** Exercise goal **
Find the lines below that contain the word "anonymous" and count them. Only the number should be given.

** Exercise material **

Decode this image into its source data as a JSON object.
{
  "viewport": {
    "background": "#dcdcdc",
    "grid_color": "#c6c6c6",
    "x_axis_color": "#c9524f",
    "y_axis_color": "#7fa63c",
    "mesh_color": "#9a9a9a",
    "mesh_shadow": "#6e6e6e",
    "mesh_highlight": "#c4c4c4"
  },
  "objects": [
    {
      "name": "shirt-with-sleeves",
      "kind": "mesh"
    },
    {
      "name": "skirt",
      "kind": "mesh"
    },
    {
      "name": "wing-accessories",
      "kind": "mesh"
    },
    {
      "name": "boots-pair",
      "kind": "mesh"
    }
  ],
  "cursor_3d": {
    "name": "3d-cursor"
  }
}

==

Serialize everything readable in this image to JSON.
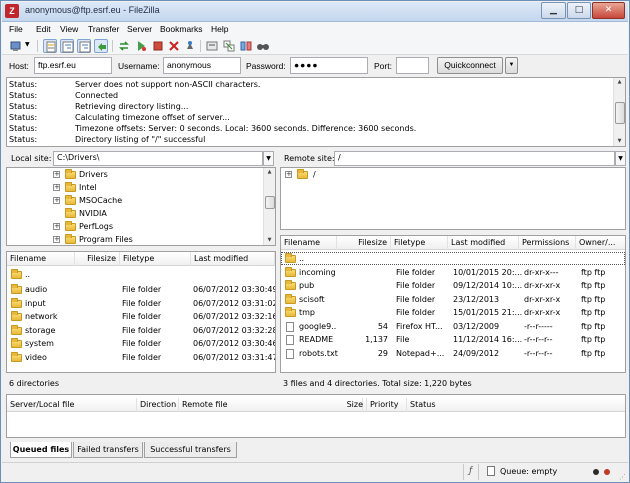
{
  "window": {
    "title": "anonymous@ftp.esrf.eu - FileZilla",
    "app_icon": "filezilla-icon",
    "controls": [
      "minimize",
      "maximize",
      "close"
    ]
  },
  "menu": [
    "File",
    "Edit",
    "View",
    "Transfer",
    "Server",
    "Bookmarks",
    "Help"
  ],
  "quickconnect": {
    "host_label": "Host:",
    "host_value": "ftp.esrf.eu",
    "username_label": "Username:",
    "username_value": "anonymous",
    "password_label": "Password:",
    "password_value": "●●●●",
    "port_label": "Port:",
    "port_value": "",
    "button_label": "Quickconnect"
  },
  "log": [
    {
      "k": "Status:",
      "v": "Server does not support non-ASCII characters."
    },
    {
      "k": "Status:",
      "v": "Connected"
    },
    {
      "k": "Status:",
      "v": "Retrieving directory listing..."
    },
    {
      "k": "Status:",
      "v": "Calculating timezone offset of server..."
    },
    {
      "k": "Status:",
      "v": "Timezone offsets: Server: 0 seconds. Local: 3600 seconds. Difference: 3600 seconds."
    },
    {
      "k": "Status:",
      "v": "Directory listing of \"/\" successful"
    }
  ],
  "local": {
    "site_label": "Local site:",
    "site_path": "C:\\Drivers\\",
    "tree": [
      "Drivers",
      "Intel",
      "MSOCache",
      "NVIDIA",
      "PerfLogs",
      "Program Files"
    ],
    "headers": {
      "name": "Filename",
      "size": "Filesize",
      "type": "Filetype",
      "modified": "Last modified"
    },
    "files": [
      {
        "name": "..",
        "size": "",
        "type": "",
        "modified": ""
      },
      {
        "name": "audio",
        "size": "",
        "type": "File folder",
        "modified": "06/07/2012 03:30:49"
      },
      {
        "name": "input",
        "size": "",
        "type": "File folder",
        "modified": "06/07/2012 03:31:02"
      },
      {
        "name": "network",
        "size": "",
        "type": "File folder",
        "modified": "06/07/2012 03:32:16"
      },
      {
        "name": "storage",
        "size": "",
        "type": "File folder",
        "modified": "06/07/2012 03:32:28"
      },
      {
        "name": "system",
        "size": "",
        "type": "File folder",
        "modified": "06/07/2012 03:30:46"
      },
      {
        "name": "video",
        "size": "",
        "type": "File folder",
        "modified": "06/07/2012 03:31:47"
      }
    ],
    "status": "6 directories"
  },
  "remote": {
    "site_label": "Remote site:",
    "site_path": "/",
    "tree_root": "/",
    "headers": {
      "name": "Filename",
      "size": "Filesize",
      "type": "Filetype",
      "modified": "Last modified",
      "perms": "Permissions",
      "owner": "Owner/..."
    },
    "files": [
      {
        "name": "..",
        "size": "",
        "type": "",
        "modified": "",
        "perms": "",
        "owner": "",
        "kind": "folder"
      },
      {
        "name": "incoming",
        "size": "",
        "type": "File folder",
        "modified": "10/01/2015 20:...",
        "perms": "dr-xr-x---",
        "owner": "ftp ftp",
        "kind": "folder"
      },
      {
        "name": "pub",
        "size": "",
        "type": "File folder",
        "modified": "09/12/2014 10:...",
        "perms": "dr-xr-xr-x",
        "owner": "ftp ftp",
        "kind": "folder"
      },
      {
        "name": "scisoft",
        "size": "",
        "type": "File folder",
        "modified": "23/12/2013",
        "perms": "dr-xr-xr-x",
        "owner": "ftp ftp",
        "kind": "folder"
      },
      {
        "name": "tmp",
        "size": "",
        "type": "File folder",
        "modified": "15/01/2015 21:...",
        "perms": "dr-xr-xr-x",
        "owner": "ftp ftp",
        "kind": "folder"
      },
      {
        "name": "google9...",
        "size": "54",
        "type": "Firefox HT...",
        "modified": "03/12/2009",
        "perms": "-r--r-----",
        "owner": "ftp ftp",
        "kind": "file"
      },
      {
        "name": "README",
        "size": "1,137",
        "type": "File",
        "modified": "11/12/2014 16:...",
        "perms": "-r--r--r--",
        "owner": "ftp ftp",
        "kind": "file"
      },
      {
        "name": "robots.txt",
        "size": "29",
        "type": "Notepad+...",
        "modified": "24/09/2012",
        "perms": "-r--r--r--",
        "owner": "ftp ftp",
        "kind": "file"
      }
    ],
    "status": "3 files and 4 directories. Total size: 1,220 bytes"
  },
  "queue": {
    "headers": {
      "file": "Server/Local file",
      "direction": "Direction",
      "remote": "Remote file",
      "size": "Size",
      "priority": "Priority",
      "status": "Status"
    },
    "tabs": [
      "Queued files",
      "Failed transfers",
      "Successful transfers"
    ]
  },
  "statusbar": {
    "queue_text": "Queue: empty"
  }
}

* * *

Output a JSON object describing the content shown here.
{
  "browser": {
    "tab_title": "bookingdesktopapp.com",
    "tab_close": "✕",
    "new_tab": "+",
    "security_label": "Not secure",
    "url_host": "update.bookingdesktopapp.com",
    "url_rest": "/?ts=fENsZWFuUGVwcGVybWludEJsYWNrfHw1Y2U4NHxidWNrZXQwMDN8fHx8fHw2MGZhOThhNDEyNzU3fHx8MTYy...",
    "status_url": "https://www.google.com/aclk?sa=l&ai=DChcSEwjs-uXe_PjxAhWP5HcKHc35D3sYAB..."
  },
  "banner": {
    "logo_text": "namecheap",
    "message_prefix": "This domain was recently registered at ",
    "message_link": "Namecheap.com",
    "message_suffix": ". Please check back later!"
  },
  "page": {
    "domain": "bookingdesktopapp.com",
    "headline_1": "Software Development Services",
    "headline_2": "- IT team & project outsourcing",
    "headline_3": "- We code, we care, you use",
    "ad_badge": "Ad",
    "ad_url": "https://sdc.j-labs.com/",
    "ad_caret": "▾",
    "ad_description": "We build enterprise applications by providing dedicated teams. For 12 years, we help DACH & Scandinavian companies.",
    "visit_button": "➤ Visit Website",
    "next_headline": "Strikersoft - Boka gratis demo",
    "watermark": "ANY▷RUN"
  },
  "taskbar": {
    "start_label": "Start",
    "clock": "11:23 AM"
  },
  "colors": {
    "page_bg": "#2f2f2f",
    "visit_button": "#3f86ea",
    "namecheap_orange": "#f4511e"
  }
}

** Full response **
2